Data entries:
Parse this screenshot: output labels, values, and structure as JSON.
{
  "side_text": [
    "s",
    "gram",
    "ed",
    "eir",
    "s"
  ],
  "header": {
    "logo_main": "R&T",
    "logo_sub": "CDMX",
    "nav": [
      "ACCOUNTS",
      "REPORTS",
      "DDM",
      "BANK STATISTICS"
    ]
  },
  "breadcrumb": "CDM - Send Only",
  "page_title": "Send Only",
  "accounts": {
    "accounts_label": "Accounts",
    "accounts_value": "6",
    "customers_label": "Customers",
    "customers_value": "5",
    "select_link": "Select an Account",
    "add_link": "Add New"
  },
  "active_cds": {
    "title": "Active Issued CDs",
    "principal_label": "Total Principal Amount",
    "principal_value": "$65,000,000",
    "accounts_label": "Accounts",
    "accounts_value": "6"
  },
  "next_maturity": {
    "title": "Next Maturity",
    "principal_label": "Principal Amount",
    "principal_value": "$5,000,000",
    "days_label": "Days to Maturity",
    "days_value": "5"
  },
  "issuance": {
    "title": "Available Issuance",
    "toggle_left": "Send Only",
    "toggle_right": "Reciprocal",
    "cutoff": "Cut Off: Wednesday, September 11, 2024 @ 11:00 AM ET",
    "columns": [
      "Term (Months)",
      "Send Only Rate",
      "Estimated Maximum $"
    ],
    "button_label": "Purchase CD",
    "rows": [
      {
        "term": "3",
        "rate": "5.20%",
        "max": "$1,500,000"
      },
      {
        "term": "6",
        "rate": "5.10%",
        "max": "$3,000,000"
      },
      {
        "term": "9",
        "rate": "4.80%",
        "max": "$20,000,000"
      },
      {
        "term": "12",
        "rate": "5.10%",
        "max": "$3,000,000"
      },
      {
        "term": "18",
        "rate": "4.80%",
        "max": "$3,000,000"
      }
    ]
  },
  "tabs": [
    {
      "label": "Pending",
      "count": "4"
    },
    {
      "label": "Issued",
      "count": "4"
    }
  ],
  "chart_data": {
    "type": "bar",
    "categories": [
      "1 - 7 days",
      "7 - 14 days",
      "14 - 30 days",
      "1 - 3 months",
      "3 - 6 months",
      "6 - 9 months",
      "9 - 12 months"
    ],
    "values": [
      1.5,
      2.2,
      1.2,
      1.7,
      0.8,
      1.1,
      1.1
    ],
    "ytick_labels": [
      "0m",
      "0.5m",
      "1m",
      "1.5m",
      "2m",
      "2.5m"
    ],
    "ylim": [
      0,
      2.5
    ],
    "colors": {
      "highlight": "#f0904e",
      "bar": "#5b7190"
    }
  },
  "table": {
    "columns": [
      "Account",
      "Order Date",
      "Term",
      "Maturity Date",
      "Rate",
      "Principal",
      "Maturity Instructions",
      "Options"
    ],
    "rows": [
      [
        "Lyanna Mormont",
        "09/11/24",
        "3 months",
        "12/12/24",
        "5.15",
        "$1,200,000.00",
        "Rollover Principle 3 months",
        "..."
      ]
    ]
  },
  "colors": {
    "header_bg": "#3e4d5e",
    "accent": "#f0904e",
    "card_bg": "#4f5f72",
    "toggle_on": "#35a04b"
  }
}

Required task: Copy the data above in full, character for character.

Output:
Parse this screenshot: output labels, values, and structure as JSON.
{
  "side_text": [
    "s",
    "gram",
    "ed",
    "eir",
    "s"
  ],
  "header": {
    "logo_main": "R&T",
    "logo_sub": "CDMX",
    "nav": [
      "ACCOUNTS",
      "REPORTS",
      "DDM",
      "BANK STATISTICS"
    ]
  },
  "breadcrumb": "CDM - Send Only",
  "page_title": "Send Only",
  "accounts": {
    "accounts_label": "Accounts",
    "accounts_value": "6",
    "customers_label": "Customers",
    "customers_value": "5",
    "select_link": "Select an Account",
    "add_link": "Add New"
  },
  "active_cds": {
    "title": "Active Issued CDs",
    "principal_label": "Total Principal Amount",
    "principal_value": "$65,000,000",
    "accounts_label": "Accounts",
    "accounts_value": "6"
  },
  "next_maturity": {
    "title": "Next Maturity",
    "principal_label": "Principal Amount",
    "principal_value": "$5,000,000",
    "days_label": "Days to Maturity",
    "days_value": "5"
  },
  "issuance": {
    "title": "Available Issuance",
    "toggle_left": "Send Only",
    "toggle_right": "Reciprocal",
    "cutoff": "Cut Off: Wednesday, September 11, 2024 @ 11:00 AM ET",
    "columns": [
      "Term (Months)",
      "Send Only Rate",
      "Estimated Maximum $"
    ],
    "button_label": "Purchase CD",
    "rows": [
      {
        "term": "3",
        "rate": "5.20%",
        "max": "$1,500,000"
      },
      {
        "term": "6",
        "rate": "5.10%",
        "max": "$3,000,000"
      },
      {
        "term": "9",
        "rate": "4.80%",
        "max": "$20,000,000"
      },
      {
        "term": "12",
        "rate": "5.10%",
        "max": "$3,000,000"
      },
      {
        "term": "18",
        "rate": "4.80%",
        "max": "$3,000,000"
      }
    ]
  },
  "tabs": [
    {
      "label": "Pending",
      "count": "4"
    },
    {
      "label": "Issued",
      "count": "4"
    }
  ],
  "chart_data": {
    "type": "bar",
    "categories": [
      "1 - 7 days",
      "7 - 14 days",
      "14 - 30 days",
      "1 - 3 months",
      "3 - 6 months",
      "6 - 9 months",
      "9 - 12 months"
    ],
    "values": [
      1.5,
      2.2,
      1.2,
      1.7,
      0.8,
      1.1,
      1.1
    ],
    "ytick_labels": [
      "0m",
      "0.5m",
      "1m",
      "1.5m",
      "2m",
      "2.5m"
    ],
    "ylim": [
      0,
      2.5
    ],
    "colors": {
      "highlight": "#f0904e",
      "bar": "#5b7190"
    }
  },
  "table": {
    "columns": [
      "Account",
      "Order Date",
      "Term",
      "Maturity Date",
      "Rate",
      "Principal",
      "Maturity Instructions",
      "Options"
    ],
    "rows": [
      [
        "Lyanna Mormont",
        "09/11/24",
        "3 months",
        "12/12/24",
        "5.15",
        "$1,200,000.00",
        "Rollover Principle 3 months",
        "..."
      ]
    ]
  },
  "colors": {
    "header_bg": "#3e4d5e",
    "accent": "#f0904e",
    "card_bg": "#4f5f72",
    "toggle_on": "#35a04b"
  }
}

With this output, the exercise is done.